### EXERCISE:
State how many lines of the records contain the string "into", and give no other information.

### DATASET CONTENT:
▬▬▬▬▬▬
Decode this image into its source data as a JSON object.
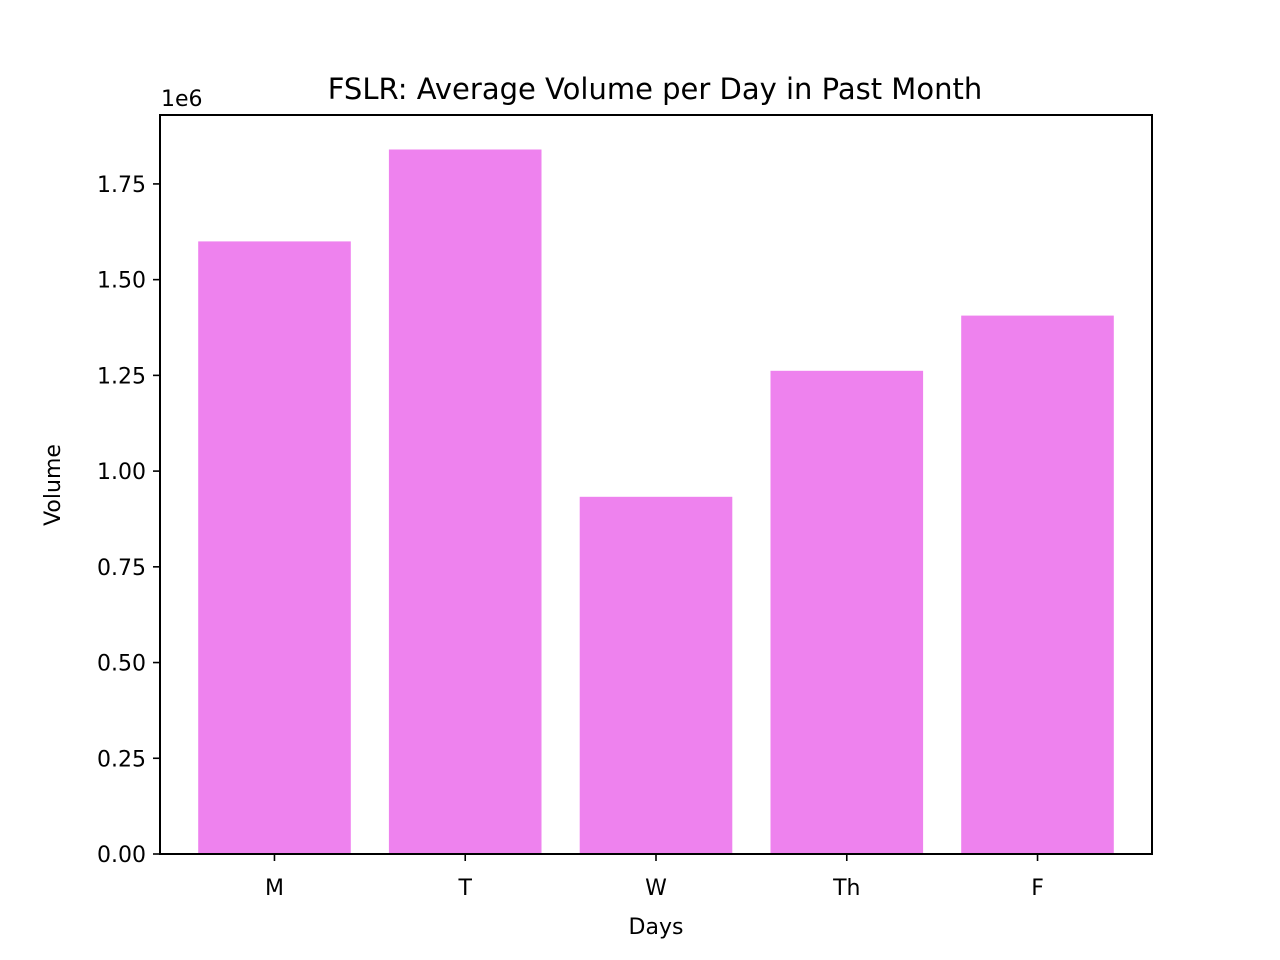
▬▬▬▬▬▬
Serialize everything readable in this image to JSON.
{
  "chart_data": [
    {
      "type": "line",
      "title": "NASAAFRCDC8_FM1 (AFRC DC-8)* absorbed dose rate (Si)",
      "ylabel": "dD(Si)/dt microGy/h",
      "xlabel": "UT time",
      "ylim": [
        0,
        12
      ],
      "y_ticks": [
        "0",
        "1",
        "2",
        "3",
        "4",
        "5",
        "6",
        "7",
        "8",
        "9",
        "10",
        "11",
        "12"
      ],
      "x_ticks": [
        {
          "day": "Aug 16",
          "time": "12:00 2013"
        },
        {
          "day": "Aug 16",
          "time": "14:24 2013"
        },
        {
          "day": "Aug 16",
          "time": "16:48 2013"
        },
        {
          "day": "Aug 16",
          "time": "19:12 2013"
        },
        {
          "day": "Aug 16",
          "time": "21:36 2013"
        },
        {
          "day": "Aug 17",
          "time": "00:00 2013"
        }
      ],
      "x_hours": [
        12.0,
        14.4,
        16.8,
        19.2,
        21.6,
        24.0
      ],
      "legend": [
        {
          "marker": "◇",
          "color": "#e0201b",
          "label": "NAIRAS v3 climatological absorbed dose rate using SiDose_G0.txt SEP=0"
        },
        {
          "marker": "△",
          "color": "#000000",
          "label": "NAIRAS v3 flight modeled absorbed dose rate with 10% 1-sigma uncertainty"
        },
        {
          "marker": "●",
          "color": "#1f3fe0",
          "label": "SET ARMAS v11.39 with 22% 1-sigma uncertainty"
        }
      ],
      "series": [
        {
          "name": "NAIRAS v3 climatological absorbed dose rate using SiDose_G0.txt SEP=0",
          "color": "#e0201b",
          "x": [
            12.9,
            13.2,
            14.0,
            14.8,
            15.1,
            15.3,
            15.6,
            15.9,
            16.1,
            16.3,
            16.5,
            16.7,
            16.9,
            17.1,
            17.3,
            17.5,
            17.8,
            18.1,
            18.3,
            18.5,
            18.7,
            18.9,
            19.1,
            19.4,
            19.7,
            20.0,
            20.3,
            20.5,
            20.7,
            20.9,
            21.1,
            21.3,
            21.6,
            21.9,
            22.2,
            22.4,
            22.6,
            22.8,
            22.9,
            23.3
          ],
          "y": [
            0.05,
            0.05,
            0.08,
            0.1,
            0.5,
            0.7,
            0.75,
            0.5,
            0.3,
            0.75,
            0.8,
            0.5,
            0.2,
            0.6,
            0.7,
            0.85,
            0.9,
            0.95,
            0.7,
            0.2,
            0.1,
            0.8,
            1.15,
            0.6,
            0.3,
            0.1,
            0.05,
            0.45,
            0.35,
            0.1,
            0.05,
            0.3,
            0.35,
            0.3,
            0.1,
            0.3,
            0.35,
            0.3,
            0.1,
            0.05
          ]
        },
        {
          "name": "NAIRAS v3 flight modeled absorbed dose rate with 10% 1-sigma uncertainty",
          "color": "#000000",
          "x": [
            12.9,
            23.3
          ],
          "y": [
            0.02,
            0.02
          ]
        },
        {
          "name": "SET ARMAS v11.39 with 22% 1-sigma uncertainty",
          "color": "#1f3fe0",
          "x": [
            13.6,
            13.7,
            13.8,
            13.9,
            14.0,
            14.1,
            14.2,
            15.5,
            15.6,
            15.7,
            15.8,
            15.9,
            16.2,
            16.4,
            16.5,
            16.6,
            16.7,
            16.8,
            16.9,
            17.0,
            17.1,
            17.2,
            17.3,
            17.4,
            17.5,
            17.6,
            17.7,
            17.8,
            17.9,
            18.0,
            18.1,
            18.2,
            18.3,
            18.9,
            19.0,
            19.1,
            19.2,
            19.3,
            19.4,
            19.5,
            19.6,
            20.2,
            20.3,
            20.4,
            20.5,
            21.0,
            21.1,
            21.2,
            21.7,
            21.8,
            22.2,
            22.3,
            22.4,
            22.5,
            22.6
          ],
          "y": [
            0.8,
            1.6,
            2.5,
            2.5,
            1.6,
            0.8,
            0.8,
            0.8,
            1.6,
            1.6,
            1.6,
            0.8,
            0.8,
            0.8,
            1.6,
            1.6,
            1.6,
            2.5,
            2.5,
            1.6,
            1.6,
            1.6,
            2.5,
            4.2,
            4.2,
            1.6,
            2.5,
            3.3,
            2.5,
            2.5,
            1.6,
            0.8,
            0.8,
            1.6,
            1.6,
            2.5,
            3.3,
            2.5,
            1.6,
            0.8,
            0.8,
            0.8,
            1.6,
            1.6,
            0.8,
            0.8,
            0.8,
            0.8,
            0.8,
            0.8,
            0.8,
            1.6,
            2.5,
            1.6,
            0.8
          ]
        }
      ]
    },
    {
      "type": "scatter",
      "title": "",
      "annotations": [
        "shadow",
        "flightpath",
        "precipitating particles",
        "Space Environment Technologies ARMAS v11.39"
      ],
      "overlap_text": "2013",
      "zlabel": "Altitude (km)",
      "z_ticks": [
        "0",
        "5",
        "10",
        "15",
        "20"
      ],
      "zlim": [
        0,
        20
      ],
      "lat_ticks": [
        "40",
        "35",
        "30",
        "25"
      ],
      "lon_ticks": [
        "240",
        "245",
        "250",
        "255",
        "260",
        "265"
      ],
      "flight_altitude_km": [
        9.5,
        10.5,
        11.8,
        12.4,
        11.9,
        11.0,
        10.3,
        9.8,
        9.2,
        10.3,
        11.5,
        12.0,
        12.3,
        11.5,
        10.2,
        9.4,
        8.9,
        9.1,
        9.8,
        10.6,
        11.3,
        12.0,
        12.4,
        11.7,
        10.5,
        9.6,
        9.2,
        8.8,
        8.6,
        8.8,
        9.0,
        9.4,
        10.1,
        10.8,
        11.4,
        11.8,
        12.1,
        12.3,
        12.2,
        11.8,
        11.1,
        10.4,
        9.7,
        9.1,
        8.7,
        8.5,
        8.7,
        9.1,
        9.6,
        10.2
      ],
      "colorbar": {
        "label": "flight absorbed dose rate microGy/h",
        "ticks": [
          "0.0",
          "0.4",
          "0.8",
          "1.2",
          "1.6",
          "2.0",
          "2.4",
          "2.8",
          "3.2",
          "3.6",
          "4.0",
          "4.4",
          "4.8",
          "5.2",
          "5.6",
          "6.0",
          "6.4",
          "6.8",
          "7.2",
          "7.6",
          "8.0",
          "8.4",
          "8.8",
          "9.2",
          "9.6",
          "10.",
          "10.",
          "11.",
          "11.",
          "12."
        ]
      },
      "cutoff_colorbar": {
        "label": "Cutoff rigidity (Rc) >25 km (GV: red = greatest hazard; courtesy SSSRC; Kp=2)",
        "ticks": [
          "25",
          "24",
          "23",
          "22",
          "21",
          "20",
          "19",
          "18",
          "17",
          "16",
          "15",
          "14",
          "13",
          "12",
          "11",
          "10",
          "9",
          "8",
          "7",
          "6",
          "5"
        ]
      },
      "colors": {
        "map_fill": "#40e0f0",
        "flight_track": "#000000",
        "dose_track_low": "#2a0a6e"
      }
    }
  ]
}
▬▬▬▬▬▬
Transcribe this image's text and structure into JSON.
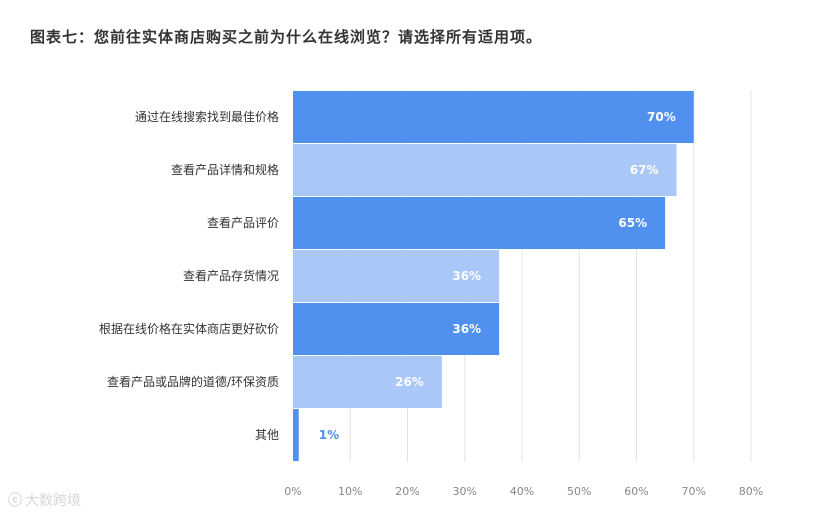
▬▬▬▬▬▬
### RESULT OF THE EXERCISE:
2